Set all the material down again unchanged, without the pictures.

PROVIDED DATA –
┄┄┄┄┄┄
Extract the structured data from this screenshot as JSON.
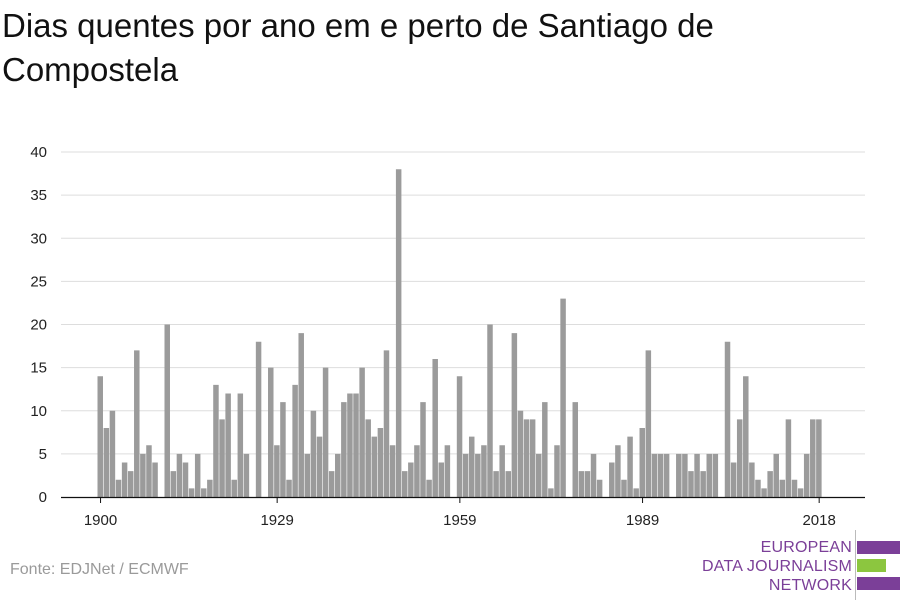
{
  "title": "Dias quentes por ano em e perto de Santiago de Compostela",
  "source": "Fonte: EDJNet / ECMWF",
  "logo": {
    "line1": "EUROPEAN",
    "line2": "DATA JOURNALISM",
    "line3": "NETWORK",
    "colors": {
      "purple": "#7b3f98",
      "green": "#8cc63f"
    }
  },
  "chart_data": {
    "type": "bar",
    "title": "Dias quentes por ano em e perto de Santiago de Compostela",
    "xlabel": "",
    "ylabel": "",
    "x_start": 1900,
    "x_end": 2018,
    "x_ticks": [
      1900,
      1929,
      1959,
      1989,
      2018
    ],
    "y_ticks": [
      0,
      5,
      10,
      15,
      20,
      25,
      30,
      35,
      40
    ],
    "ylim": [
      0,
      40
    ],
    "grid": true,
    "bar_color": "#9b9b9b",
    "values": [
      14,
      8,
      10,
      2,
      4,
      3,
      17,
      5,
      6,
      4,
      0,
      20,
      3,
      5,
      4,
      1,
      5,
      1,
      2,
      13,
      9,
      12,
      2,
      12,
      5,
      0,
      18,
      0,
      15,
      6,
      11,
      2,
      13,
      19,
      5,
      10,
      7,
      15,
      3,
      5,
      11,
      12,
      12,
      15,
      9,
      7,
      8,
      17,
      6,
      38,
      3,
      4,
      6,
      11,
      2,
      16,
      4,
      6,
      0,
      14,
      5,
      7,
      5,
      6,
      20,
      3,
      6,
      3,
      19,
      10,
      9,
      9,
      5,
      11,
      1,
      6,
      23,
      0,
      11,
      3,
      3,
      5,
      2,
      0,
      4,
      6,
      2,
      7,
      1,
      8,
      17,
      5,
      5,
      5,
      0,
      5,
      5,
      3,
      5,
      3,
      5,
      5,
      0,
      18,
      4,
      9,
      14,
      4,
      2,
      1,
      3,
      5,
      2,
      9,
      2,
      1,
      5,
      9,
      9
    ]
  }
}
┄┄┄┄┄┄
RESULT –
Extract the structured data from this screenshot as JSON.
{
  "title": "Dias quentes por ano em e perto de Santiago de Compostela",
  "source": "Fonte: EDJNet / ECMWF",
  "logo": {
    "line1": "EUROPEAN",
    "line2": "DATA JOURNALISM",
    "line3": "NETWORK",
    "colors": {
      "purple": "#7b3f98",
      "green": "#8cc63f"
    }
  },
  "chart_data": {
    "type": "bar",
    "title": "Dias quentes por ano em e perto de Santiago de Compostela",
    "xlabel": "",
    "ylabel": "",
    "x_start": 1900,
    "x_end": 2018,
    "x_ticks": [
      1900,
      1929,
      1959,
      1989,
      2018
    ],
    "y_ticks": [
      0,
      5,
      10,
      15,
      20,
      25,
      30,
      35,
      40
    ],
    "ylim": [
      0,
      40
    ],
    "grid": true,
    "bar_color": "#9b9b9b",
    "values": [
      14,
      8,
      10,
      2,
      4,
      3,
      17,
      5,
      6,
      4,
      0,
      20,
      3,
      5,
      4,
      1,
      5,
      1,
      2,
      13,
      9,
      12,
      2,
      12,
      5,
      0,
      18,
      0,
      15,
      6,
      11,
      2,
      13,
      19,
      5,
      10,
      7,
      15,
      3,
      5,
      11,
      12,
      12,
      15,
      9,
      7,
      8,
      17,
      6,
      38,
      3,
      4,
      6,
      11,
      2,
      16,
      4,
      6,
      0,
      14,
      5,
      7,
      5,
      6,
      20,
      3,
      6,
      3,
      19,
      10,
      9,
      9,
      5,
      11,
      1,
      6,
      23,
      0,
      11,
      3,
      3,
      5,
      2,
      0,
      4,
      6,
      2,
      7,
      1,
      8,
      17,
      5,
      5,
      5,
      0,
      5,
      5,
      3,
      5,
      3,
      5,
      5,
      0,
      18,
      4,
      9,
      14,
      4,
      2,
      1,
      3,
      5,
      2,
      9,
      2,
      1,
      5,
      9,
      9
    ]
  }
}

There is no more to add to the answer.